Copy out all the lines in the records that include the word "UASGs".

▶ **Data entries**:
□ □ □ □ □ □ □

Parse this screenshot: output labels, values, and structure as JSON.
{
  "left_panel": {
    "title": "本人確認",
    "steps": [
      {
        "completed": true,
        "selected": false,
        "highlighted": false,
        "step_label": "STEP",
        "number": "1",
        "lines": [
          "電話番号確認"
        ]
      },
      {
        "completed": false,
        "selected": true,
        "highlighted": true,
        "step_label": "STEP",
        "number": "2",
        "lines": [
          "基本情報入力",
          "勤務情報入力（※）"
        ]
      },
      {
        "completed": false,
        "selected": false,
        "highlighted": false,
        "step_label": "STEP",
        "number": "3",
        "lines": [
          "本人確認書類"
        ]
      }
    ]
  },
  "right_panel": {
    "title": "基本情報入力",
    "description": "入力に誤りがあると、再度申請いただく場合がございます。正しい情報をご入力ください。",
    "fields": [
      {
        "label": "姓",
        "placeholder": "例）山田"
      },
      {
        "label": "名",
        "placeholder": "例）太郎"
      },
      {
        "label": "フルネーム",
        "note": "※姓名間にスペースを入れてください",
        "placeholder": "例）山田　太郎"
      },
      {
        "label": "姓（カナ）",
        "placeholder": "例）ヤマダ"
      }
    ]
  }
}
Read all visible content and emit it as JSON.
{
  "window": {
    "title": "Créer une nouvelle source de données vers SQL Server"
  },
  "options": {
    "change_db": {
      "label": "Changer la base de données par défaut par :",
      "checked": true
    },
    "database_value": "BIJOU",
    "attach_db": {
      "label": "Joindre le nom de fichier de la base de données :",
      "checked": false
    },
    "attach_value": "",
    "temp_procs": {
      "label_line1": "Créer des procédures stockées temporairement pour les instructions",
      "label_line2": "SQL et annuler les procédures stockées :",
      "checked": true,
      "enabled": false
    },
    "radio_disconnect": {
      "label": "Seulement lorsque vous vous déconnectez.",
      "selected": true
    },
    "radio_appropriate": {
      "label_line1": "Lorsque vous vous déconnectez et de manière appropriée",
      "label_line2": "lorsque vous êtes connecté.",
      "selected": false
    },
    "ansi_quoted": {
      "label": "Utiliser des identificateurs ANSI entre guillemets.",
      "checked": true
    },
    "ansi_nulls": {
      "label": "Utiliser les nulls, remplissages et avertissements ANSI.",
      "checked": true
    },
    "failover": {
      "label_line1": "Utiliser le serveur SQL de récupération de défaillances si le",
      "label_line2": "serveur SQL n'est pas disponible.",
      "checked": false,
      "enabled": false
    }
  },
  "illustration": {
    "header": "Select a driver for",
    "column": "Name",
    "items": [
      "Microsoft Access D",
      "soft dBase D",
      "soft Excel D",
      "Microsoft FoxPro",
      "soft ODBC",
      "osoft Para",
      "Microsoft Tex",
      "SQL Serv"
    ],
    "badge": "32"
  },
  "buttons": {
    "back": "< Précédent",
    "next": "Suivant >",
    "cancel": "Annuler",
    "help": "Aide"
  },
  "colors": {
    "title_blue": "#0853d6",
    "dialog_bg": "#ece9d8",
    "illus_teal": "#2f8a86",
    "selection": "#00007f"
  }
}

□ □ □ □ □ □ □

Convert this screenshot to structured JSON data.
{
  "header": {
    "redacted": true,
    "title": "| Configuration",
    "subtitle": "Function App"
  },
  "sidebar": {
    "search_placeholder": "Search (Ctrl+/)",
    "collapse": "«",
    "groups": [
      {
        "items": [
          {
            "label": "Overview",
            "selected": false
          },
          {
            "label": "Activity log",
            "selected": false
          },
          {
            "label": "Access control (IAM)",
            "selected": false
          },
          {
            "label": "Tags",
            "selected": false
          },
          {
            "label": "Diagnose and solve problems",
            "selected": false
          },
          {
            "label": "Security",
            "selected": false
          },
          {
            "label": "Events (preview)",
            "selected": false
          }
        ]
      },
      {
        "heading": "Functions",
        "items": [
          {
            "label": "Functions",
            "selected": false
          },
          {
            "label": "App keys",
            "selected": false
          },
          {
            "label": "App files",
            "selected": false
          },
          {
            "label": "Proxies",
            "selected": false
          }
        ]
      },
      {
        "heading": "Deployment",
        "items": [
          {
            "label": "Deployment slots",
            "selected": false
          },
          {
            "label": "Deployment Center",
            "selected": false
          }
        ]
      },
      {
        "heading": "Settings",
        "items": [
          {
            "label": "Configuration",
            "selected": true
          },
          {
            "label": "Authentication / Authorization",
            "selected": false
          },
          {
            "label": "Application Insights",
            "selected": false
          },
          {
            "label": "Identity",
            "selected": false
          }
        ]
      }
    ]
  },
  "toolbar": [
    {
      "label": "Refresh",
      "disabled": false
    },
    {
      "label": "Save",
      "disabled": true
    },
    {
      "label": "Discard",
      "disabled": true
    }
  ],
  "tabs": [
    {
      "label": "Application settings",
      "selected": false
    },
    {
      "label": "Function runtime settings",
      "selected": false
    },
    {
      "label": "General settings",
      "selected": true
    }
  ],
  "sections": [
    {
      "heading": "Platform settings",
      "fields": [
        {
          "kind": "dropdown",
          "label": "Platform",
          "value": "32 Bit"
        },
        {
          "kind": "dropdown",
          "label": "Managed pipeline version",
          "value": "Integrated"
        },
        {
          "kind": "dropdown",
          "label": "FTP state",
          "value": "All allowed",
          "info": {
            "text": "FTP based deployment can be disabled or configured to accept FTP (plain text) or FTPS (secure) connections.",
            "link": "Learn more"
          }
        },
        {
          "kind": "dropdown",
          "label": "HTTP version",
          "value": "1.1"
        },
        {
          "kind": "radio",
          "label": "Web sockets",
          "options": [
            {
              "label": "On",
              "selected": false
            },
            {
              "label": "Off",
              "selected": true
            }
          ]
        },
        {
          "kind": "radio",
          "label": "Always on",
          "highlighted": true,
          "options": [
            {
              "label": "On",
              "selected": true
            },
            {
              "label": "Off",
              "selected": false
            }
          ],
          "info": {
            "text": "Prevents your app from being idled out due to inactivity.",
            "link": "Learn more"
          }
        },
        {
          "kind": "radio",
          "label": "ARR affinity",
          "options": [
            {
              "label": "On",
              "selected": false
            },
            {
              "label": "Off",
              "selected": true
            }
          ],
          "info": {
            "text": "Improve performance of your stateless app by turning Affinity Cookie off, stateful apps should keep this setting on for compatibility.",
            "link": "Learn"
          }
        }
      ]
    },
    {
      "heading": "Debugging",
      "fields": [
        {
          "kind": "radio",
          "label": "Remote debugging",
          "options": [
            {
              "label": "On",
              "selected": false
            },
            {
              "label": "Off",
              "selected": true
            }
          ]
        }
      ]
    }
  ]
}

□ □ □ □ □ □ □

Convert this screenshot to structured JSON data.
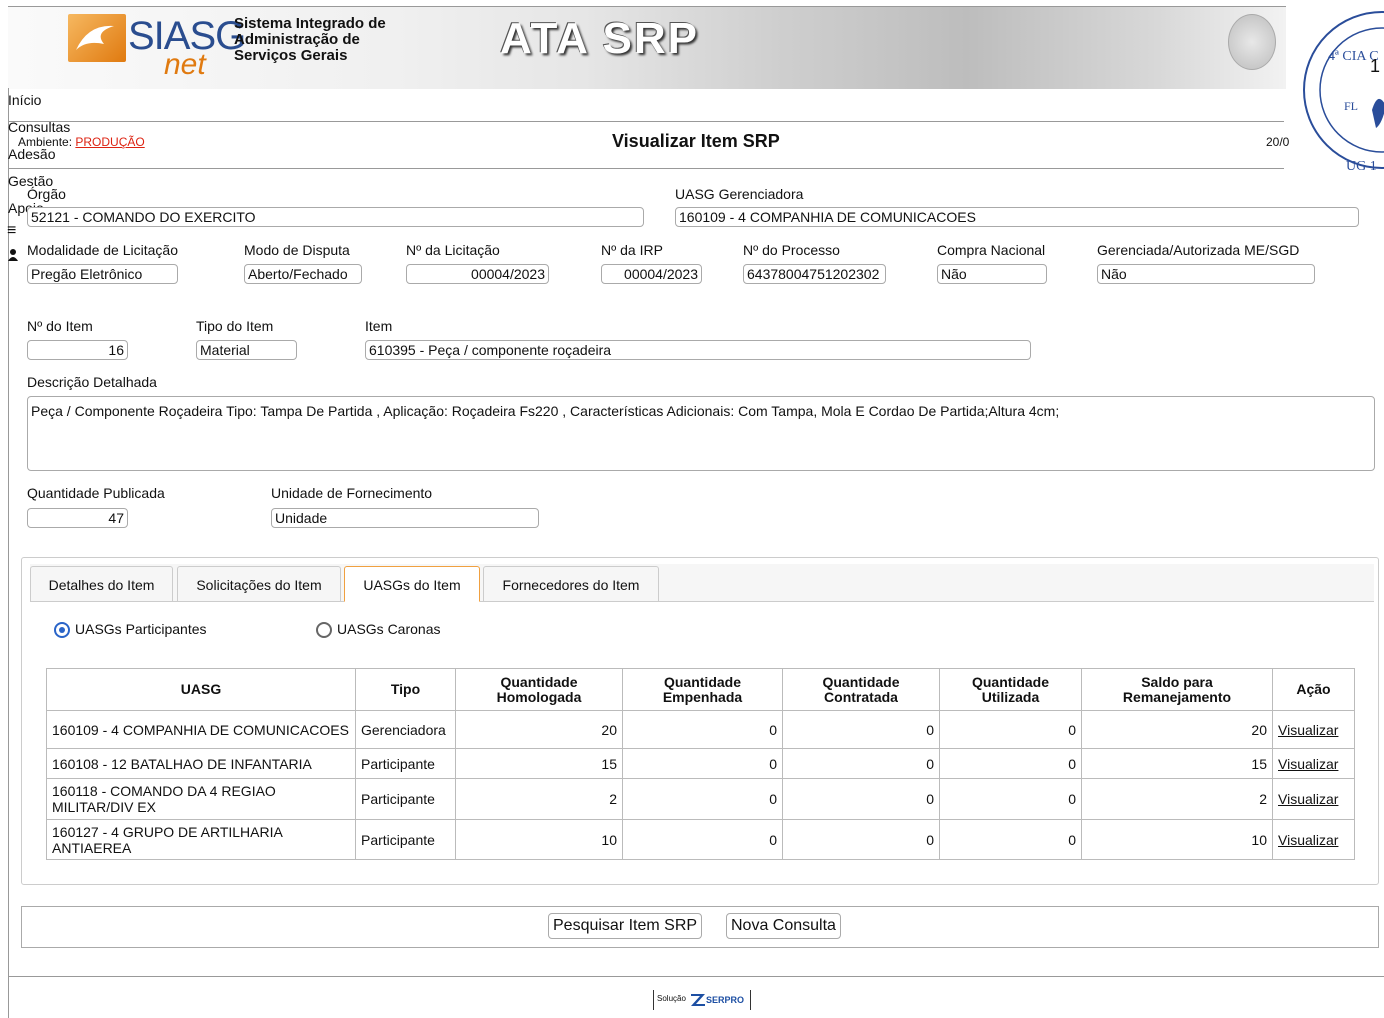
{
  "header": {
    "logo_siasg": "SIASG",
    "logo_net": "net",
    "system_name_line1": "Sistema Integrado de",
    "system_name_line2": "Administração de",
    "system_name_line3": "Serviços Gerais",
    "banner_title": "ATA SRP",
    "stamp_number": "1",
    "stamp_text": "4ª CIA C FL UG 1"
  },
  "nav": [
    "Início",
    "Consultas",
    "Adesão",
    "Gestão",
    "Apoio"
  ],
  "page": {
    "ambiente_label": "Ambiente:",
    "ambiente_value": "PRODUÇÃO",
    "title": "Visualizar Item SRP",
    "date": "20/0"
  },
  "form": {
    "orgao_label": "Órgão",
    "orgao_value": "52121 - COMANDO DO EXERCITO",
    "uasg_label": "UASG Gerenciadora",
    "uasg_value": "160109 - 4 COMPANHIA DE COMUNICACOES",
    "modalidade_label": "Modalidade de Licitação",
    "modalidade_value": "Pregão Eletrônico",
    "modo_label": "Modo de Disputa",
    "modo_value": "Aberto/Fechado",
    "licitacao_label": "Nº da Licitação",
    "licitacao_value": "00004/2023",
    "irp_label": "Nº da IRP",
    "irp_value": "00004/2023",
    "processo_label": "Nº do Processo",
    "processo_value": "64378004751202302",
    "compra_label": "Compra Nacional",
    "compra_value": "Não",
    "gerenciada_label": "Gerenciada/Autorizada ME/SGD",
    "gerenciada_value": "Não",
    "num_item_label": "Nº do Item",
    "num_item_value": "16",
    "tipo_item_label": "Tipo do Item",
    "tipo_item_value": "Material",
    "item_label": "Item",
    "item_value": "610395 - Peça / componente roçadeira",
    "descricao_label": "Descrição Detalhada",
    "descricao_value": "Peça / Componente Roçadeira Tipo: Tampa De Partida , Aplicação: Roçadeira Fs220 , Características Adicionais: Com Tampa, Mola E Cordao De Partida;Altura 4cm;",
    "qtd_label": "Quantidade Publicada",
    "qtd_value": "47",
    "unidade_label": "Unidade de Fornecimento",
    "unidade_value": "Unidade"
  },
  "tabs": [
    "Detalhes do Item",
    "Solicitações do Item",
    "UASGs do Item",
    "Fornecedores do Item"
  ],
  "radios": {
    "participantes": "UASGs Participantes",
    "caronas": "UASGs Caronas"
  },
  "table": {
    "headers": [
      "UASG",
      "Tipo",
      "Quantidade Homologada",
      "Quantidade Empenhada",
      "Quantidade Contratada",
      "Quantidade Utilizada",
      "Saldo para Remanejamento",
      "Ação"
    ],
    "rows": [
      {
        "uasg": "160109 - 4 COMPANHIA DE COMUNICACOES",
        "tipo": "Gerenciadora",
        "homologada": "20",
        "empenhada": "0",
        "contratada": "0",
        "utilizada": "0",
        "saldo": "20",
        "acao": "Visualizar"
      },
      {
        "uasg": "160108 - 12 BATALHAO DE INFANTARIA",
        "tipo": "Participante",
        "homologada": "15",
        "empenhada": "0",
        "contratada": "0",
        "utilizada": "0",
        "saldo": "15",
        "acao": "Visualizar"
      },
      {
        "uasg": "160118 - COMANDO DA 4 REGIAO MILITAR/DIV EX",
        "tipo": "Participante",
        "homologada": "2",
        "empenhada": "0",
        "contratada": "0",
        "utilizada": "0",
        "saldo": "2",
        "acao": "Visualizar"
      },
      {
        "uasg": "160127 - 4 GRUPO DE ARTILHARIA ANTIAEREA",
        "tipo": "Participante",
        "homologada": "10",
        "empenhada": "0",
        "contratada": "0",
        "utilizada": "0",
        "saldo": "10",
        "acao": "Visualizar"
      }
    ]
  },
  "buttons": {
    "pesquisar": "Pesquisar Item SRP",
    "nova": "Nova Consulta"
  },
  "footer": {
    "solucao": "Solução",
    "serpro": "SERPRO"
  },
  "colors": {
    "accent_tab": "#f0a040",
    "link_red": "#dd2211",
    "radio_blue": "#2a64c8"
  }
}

□ □ □ □ □ □ □

▶ **Response below**:
    "UASGs do Item",
    "participantes": "UASGs Participantes",
    "caronas": "UASGs Caronas"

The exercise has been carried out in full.